### [SHORT TASK]
State the number of lines, and only that number, in which the word "location" appears.

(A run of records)

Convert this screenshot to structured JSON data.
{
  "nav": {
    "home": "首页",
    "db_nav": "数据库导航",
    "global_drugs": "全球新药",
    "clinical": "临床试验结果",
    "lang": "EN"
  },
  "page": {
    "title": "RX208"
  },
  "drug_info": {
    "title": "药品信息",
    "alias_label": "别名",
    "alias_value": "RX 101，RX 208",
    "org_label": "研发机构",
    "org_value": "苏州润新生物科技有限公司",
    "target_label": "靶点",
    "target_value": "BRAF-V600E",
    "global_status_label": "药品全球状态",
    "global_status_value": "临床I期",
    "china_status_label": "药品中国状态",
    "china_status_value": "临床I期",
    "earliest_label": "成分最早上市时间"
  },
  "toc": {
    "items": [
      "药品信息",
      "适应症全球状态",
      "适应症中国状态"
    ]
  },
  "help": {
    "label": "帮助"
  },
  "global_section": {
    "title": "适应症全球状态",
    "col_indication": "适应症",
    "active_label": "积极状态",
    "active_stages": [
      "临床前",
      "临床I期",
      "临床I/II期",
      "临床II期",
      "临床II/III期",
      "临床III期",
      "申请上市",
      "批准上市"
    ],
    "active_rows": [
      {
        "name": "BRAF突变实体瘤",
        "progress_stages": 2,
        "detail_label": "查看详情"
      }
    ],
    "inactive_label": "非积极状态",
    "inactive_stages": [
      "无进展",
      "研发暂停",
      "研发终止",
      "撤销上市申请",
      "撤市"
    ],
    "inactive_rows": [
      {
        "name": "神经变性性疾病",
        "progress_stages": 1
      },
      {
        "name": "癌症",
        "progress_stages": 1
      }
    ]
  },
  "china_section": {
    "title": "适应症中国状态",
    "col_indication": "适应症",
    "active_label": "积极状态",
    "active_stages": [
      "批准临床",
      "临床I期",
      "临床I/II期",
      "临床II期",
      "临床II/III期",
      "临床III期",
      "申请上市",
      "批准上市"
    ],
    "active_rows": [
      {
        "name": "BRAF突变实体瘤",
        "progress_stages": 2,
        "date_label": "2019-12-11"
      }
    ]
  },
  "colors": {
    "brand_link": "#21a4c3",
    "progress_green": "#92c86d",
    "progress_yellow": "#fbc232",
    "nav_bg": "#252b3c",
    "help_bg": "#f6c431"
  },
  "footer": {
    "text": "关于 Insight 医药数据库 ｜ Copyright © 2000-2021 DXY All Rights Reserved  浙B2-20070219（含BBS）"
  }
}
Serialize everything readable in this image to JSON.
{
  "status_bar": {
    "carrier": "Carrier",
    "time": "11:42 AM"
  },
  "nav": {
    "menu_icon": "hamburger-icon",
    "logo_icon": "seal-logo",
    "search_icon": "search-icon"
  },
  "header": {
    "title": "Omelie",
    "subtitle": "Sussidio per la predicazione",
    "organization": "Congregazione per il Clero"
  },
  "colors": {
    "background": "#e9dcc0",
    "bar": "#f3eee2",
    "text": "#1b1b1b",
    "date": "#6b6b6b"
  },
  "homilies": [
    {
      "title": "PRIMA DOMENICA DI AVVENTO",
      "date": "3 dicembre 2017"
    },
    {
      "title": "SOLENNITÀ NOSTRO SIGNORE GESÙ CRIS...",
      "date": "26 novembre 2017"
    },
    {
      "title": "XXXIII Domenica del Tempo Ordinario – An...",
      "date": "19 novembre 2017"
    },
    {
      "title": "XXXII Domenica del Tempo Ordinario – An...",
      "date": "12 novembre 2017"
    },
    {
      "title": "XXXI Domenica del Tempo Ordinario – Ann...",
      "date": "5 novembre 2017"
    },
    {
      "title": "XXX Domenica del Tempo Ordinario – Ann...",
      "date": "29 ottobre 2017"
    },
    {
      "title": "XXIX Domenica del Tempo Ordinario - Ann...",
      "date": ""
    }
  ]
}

---

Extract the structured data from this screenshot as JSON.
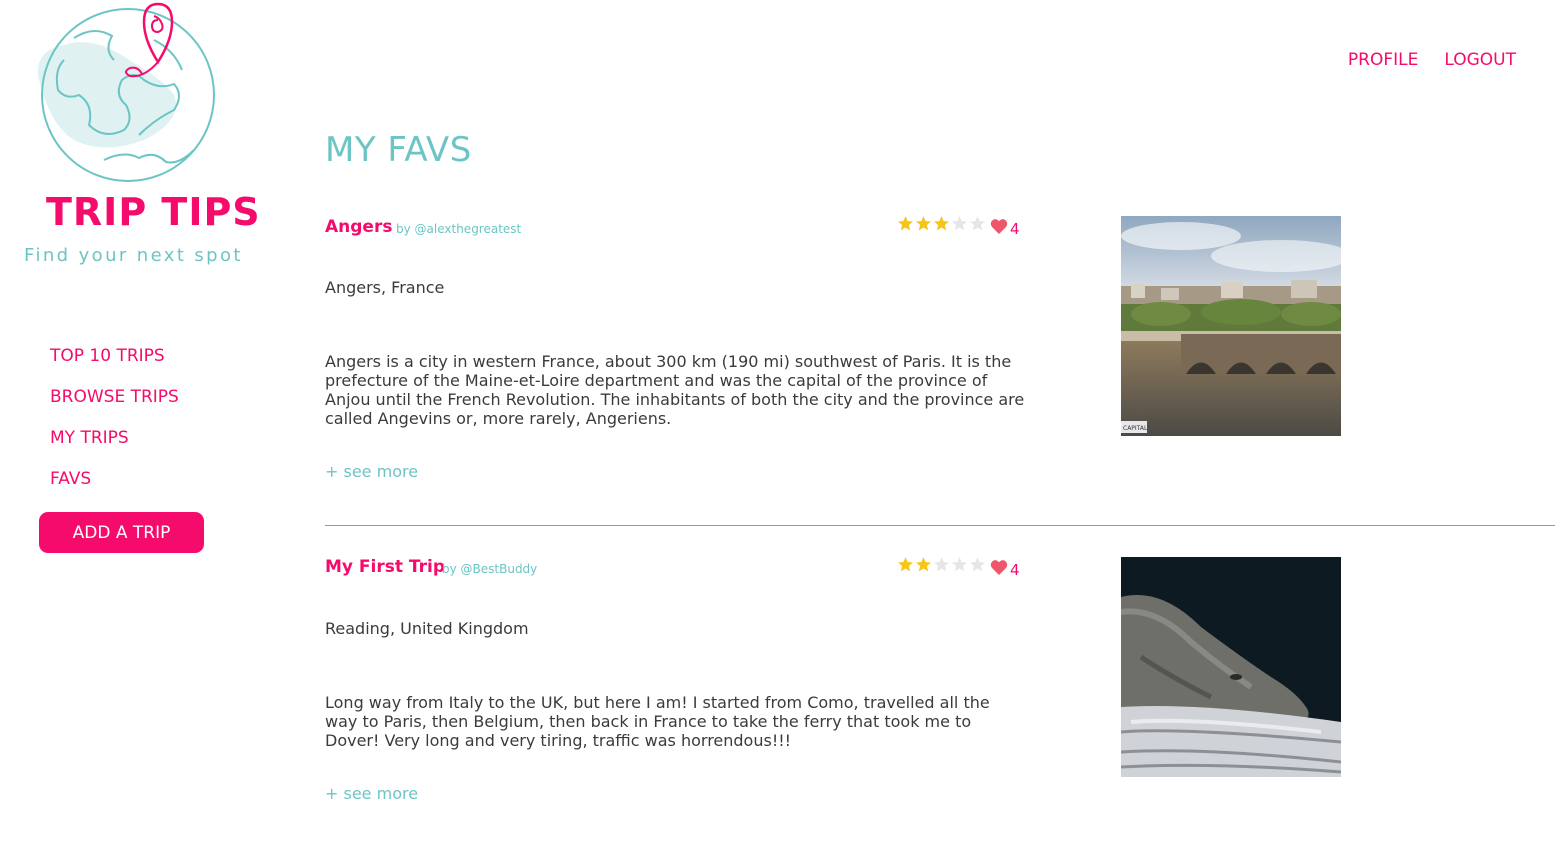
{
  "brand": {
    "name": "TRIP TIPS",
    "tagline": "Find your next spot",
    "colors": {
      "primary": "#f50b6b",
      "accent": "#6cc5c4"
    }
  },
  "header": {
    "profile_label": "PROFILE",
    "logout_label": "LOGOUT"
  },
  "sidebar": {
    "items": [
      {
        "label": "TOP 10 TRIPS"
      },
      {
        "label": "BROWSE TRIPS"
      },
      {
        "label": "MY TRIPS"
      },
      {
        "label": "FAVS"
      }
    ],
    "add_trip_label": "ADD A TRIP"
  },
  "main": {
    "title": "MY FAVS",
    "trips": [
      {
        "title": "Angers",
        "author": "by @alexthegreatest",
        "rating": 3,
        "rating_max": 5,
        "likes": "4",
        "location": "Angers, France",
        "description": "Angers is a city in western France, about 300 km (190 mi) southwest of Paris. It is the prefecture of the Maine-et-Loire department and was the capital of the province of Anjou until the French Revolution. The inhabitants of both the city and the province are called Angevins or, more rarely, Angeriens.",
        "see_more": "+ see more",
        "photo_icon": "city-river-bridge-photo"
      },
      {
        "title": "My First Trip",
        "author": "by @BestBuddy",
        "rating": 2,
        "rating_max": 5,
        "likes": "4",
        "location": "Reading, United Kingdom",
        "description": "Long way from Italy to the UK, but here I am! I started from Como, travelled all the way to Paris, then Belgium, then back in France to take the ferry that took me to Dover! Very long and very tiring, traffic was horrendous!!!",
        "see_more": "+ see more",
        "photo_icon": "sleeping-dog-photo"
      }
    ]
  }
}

==

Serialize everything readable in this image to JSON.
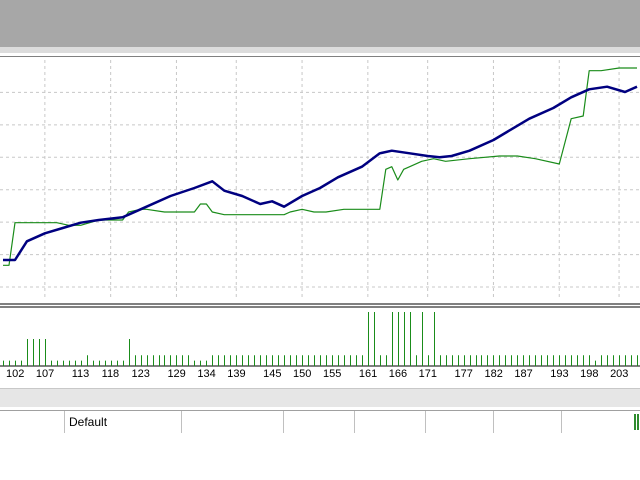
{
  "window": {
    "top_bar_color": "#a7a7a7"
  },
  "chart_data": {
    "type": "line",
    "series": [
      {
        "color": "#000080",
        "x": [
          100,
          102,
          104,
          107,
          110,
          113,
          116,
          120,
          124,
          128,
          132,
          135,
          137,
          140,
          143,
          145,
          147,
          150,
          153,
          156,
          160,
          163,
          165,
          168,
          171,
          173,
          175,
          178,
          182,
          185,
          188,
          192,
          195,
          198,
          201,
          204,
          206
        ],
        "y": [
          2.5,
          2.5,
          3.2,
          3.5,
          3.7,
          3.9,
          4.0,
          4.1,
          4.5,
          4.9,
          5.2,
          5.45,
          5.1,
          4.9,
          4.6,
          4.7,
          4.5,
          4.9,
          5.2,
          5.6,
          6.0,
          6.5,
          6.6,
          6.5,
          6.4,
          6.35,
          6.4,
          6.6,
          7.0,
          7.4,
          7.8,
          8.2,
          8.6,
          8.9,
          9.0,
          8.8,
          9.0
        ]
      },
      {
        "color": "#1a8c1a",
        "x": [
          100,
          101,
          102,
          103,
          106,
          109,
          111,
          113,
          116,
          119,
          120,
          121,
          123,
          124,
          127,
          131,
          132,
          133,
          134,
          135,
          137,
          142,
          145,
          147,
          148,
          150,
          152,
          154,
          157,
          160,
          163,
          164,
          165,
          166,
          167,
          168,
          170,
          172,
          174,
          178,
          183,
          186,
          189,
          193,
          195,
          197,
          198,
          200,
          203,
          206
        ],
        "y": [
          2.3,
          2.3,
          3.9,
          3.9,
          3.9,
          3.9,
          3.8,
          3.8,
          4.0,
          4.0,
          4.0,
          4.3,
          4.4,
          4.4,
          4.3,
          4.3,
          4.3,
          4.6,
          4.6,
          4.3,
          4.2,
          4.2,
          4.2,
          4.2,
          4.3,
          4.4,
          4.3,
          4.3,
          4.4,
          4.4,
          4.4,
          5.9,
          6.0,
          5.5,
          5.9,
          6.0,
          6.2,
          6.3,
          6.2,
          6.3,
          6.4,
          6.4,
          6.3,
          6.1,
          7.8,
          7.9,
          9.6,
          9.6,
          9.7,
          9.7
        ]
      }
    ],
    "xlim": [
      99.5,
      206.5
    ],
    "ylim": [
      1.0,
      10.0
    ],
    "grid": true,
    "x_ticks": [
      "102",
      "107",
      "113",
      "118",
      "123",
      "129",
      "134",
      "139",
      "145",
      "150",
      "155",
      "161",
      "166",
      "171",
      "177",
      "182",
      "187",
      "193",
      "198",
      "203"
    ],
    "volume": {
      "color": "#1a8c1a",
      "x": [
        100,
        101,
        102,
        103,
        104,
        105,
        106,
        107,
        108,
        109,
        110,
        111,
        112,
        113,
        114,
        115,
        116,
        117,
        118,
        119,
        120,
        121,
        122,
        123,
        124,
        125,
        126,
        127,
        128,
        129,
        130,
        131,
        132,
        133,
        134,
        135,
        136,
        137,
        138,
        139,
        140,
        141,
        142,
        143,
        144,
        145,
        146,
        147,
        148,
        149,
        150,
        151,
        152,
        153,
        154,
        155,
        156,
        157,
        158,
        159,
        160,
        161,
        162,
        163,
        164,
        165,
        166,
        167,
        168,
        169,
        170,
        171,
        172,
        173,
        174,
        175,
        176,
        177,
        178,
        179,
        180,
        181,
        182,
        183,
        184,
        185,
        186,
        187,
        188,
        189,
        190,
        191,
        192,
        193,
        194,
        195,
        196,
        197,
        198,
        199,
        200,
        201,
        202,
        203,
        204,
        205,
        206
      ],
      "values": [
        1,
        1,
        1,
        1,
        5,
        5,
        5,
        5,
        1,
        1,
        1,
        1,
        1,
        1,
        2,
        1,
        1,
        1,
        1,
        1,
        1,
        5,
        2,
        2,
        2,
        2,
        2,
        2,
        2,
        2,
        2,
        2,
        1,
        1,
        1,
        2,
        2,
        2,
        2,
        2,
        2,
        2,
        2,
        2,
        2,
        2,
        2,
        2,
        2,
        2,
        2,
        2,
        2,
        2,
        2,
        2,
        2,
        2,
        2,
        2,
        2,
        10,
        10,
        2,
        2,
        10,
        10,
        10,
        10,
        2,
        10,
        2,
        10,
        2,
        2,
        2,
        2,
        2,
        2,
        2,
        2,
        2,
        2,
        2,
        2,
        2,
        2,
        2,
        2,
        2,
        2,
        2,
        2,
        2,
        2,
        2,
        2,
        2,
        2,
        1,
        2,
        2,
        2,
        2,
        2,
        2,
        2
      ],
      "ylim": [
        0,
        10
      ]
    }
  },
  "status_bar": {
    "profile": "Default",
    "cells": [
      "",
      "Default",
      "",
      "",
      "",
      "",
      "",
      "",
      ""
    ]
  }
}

### [WRITTEN RESPONSE]
2